* REQUIRED WORK
Return all lines where the word "ръцете" can be found.

* Entries from a dataset
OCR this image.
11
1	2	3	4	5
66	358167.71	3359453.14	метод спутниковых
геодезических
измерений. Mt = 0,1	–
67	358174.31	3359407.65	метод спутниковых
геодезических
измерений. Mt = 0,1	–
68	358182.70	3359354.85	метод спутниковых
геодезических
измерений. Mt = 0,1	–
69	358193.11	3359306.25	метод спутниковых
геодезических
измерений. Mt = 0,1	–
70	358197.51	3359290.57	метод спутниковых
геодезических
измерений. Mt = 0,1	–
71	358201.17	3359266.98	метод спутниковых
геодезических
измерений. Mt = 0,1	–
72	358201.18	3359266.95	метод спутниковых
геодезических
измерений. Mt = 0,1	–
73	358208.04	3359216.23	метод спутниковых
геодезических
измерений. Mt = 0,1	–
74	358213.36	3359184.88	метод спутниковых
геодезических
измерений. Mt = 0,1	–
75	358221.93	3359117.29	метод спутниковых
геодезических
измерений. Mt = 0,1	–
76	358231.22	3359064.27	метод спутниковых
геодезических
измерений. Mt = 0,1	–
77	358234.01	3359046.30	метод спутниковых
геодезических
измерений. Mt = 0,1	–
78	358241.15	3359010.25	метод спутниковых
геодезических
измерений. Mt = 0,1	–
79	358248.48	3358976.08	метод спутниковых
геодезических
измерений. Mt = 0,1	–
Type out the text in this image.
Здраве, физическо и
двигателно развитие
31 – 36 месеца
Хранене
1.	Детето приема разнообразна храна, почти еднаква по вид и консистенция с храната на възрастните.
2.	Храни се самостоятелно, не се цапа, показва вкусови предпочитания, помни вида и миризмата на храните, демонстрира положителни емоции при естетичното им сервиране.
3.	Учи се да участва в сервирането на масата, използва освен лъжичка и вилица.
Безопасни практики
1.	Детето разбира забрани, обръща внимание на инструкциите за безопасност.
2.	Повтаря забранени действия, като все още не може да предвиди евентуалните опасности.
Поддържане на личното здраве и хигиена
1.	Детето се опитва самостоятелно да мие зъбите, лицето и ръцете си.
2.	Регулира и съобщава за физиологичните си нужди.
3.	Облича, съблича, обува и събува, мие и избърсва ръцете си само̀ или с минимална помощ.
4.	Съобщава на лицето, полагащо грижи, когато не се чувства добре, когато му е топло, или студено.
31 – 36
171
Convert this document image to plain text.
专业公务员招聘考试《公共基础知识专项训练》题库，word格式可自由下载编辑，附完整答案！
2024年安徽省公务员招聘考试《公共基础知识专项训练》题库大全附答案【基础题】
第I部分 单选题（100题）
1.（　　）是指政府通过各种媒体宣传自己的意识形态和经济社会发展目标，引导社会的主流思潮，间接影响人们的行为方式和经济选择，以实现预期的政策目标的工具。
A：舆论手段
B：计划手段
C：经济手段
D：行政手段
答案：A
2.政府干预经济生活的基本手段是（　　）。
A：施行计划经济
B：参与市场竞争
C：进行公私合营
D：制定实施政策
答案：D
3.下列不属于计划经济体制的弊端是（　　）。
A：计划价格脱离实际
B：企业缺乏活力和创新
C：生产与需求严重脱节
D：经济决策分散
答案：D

* TASK RESULT
1.	Детето се опитва самостоятелно да мие зъбите, лицето и ръцете си.
3.	Облича, съблича, обува и събува, мие и избърсва ръцете си само̀ или с минимална помощ.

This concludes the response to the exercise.